▶ _节选文本_:
"""

Evaluate the value of an arithmetic expression in Reverse Polish Notation.

Valid operators are +-*/. Each operand may be an integer or another expression.

Some examples:

["2", "1", "+", "3", "*"] -> ((2 + 1) * 3) -> 9
["4", "13", "5", "/", "+"] -> (4 + (13 / 5)) -> 6

解题思路:

用栈来做,如果是数字则push进去,如果遇到运算符则将栈顶的两个数字push出,运算完成后再push进栈。

我的javascript代码:

var evalRPN = function(tokens) {
    var arr = []; var num;
    for(let i = 0; i < tokens.length; i++){
        if( !isNaN(tokens[i]) ){
            arr.push(tokens[i]);
        }else{
            let a = arr.pop(),b = arr.pop();
            a = parseInt(a); b = parseInt(b);
            if( tokens[i] === ‘+‘ ){
                num = b+a;
            }else if( tokens[i] === ‘-‘ ){
                num = b-a;
            }else if( tokens[i] === ‘*‘ ){
                num = b*a;
            }else if( tokens[i] === ‘/‘ ){
                if( (a*b)<0 ) num = Math.ceil( b/a );
                else num = Math.floor( b/a );
            }
            arr.push( num );
        }
    }
    return parseInt( arr[0] );
};

 

参考了https://discuss.leetcode.com/topic/18179/accepted-clean-java-solution之后,使用swith-case,更加干净的代码:

/**
 * @param {string[]} tokens
 * @return {number}
 */
var evalRPN = function(tokens) {
    var stack = [];
    for (var i = 0; i < tokens.length; i++) {
    switch (tokens[i]) {
      case "+":
        stack.push(stack.pop() + stack.pop());
        break;
          
      case "-":
        stack.push(-stack.pop() + stack.pop());
        break;
          
      case "*":
        stack.push(stack.pop() * stack.pop());
        break;

      case "/":
        var n1 = stack.pop(), n2 = stack.pop();
        if( n1*n2 > 0) stack.push( Math.floor(n2 / n1) );
        else stack.push( Math.ceil( n2 / n1) );
        break;
          
      default:
        stack.push( parseInt(tokens[i]) );
    }
  }
  
  return stack.pop();
};

总结与注意:

1. 判断字符串为数字的方法:isNaN( str );

2. 除法与减法操作时,数字的先后位置需要注意;

3. JavaScript中,整除的操作需要分为两类:

  • 两个数同号,整除结果Math.floor( a/b )

"""

原样抄录逆波兰表达式求值节选文本中自“Evaluate the value”起至“字push出,运算完成后再push进栈。”止的一段。 其后各行数据为另行提供的独立材料，与上述节选文本无关。

▶ _所给资料_:

"""

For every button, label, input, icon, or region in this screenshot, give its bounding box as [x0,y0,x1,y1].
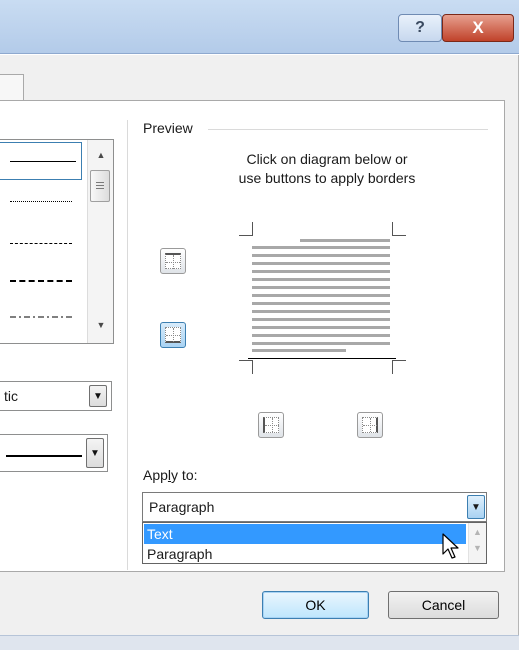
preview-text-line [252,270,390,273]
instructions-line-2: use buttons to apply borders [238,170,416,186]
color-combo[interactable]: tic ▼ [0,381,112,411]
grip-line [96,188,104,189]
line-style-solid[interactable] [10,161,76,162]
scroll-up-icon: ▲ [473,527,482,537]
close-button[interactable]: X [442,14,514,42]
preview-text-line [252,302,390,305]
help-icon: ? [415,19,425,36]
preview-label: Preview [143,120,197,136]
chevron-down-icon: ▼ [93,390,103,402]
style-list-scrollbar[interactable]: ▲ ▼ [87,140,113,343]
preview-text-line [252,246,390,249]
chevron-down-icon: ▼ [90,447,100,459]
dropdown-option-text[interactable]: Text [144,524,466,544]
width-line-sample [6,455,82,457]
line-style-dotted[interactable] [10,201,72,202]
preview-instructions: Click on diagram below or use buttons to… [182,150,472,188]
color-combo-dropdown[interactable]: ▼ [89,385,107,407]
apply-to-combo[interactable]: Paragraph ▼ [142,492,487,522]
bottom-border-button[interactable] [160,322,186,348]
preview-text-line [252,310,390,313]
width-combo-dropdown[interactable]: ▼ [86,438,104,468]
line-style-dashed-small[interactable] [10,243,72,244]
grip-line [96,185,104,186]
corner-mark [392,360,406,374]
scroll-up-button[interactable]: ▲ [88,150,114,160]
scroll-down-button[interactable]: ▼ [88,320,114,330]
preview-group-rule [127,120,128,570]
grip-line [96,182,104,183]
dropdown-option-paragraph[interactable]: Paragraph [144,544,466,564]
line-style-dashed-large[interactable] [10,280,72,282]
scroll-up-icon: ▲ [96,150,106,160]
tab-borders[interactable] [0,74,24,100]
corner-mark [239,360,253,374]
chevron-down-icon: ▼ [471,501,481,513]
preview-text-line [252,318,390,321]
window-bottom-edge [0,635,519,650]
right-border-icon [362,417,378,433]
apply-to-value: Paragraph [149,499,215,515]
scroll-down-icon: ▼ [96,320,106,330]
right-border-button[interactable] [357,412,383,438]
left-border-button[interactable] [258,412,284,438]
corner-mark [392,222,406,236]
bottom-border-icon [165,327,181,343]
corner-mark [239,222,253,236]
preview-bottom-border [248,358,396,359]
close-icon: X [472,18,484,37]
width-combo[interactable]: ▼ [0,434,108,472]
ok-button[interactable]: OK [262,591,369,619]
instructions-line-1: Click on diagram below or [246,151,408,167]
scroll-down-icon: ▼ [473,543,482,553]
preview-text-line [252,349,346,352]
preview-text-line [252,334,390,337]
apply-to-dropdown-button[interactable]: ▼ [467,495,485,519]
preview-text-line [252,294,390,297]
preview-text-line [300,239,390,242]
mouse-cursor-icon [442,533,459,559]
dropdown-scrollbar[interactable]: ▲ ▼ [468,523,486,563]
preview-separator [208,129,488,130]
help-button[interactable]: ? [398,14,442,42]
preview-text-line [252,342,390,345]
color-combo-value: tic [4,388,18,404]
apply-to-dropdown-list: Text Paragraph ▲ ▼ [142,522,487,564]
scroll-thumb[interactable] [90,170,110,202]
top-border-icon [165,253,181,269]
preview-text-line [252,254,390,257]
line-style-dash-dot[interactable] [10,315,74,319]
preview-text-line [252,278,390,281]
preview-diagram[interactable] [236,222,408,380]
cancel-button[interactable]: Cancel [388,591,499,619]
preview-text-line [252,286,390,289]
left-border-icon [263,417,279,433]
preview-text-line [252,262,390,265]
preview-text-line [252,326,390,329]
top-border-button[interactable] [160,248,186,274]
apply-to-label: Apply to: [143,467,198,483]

"""

▶ _预期输出_:
Evaluate the value of an arithmetic expression in Reverse Polish Notation.

Valid operators are +-*/. Each operand may be an integer or another expression.

Some examples:

["2", "1", "+", "3", "*"] -> ((2 + 1) * 3) -> 9
["4", "13", "5", "/", "+"] -> (4 + (13 / 5)) -> 6

解题思路:

用栈来做,如果是数字则push进去,如果遇到运算符则将栈顶的两个数字push出,运算完成后再push进栈。